→ **Written problem**:
Pull out every line below containing the word "zdecydowanie".

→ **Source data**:
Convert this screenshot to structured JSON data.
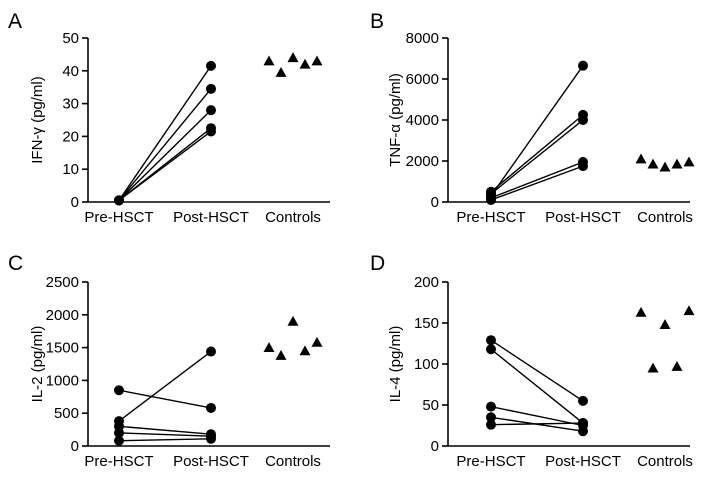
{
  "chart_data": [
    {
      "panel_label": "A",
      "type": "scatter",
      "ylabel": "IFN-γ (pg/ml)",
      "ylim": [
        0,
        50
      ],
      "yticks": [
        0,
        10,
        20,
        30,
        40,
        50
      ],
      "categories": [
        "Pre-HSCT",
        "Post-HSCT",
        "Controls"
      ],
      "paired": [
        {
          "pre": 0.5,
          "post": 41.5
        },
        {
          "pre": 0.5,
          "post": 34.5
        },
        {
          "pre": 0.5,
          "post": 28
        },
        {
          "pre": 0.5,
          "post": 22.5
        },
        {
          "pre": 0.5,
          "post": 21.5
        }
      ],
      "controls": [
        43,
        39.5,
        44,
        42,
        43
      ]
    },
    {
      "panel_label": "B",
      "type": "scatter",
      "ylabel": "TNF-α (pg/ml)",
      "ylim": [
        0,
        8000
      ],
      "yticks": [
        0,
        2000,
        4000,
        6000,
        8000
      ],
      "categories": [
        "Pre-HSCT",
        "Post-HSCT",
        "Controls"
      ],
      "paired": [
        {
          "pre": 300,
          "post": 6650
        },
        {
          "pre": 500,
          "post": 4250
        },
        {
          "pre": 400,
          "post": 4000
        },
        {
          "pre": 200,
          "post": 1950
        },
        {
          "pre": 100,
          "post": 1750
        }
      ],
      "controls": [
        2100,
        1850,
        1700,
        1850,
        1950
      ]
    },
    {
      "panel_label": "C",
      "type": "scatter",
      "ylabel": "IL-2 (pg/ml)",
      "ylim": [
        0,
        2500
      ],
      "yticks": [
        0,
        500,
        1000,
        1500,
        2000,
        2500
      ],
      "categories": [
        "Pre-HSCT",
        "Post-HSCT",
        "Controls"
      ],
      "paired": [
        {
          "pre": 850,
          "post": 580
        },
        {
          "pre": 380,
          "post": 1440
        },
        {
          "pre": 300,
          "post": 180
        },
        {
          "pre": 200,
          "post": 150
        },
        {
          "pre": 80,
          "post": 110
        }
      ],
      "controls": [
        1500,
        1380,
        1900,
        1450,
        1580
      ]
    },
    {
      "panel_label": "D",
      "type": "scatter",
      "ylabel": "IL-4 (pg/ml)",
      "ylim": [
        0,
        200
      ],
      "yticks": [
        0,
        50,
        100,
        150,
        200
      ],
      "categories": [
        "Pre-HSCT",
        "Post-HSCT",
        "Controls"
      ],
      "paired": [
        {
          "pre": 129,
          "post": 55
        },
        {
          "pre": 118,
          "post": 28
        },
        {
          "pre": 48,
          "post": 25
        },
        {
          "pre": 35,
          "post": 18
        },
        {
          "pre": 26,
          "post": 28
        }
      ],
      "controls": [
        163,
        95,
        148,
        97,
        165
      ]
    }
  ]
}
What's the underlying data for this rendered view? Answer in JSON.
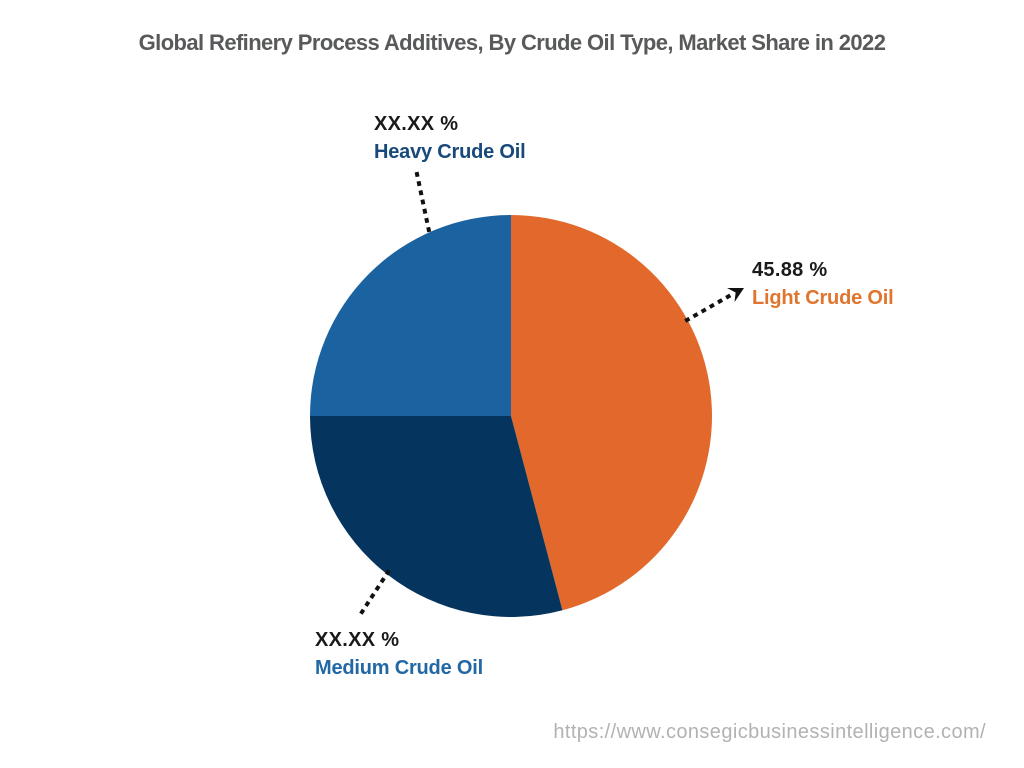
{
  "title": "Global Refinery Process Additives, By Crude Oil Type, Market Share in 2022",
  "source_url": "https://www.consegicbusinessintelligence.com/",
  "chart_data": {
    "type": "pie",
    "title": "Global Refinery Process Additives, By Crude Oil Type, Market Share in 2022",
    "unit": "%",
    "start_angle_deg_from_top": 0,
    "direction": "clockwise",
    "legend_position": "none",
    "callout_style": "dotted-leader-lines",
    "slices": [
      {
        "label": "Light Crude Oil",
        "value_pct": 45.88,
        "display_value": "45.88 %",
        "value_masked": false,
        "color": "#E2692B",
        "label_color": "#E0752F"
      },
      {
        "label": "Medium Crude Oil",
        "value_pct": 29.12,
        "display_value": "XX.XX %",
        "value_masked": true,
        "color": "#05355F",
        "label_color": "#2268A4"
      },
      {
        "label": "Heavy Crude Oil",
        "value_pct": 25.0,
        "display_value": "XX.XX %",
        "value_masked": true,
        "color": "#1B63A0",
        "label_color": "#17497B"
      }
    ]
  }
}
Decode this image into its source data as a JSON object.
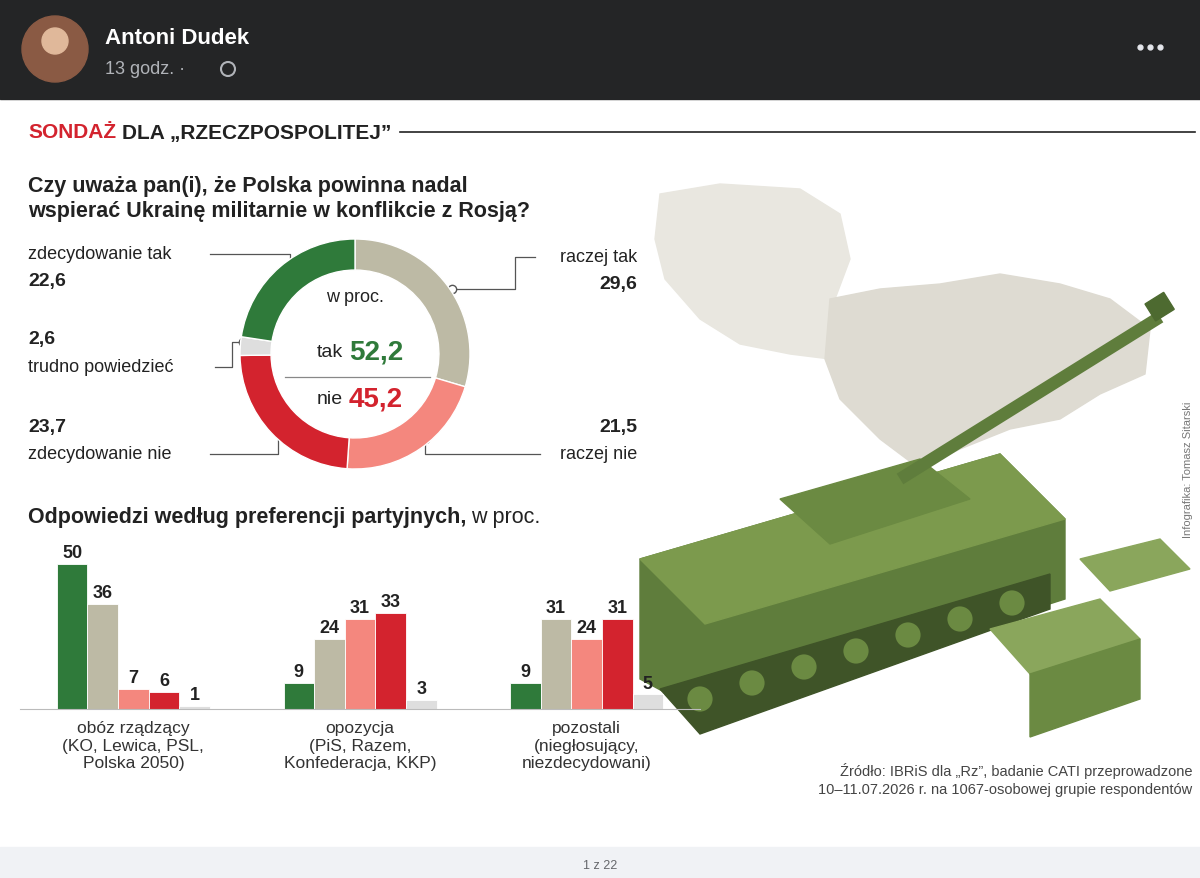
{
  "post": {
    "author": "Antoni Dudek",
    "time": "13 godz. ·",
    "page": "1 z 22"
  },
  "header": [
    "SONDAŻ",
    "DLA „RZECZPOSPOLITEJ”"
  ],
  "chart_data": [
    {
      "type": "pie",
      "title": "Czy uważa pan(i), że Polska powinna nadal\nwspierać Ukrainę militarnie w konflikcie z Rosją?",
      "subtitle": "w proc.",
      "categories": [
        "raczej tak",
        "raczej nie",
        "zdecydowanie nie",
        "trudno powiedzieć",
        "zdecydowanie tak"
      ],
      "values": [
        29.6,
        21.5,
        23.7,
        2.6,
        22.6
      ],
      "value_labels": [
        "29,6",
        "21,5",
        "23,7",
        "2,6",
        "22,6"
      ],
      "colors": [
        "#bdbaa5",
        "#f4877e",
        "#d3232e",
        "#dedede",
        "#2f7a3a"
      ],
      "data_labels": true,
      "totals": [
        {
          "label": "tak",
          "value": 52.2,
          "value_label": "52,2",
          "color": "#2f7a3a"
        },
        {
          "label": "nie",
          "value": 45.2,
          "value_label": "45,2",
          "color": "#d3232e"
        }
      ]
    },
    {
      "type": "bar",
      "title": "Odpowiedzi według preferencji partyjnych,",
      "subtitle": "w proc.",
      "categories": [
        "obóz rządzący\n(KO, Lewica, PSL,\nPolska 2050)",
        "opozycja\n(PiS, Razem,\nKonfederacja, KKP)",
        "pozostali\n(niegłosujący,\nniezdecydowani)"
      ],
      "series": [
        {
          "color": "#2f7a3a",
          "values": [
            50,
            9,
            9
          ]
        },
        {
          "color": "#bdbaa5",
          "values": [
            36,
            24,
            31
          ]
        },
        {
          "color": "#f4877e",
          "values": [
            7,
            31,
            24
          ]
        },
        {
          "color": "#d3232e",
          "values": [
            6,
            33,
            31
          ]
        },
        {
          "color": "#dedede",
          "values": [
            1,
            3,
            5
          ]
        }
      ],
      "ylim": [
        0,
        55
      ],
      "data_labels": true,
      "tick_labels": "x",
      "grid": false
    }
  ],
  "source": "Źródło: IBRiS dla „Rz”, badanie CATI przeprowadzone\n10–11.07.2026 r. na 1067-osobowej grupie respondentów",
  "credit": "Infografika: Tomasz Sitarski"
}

==

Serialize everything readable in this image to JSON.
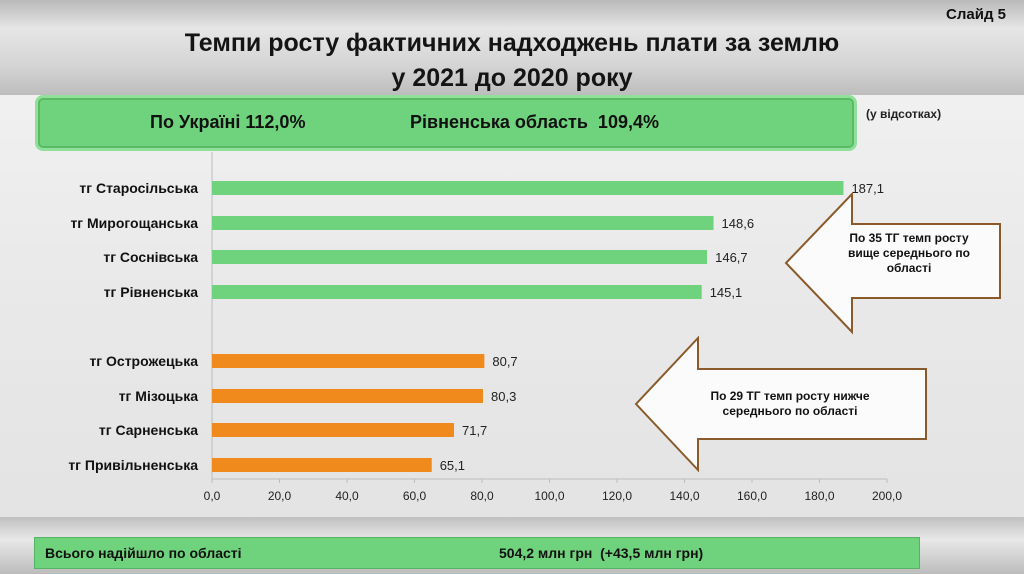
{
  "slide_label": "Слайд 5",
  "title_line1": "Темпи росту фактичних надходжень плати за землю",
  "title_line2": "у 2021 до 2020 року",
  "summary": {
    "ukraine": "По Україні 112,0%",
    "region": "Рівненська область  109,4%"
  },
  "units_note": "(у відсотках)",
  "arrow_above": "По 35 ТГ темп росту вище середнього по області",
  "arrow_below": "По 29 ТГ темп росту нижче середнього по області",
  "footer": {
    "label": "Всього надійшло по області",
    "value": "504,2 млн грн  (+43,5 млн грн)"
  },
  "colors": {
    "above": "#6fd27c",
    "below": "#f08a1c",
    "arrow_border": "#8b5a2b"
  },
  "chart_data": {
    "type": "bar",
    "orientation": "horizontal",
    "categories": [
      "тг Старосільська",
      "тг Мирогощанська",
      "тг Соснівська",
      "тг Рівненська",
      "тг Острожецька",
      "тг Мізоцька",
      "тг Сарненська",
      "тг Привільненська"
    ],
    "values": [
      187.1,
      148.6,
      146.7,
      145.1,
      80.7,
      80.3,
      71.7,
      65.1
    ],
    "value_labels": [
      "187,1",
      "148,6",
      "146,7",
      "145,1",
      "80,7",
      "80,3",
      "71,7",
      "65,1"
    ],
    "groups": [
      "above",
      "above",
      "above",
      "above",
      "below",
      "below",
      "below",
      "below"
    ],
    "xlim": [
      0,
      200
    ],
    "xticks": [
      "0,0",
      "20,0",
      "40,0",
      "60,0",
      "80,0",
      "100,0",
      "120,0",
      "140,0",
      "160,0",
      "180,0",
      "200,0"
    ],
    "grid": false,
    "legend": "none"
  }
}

→ **Answer for the task**:
        "zdecydowanie nie",
        "zdecydowanie tak"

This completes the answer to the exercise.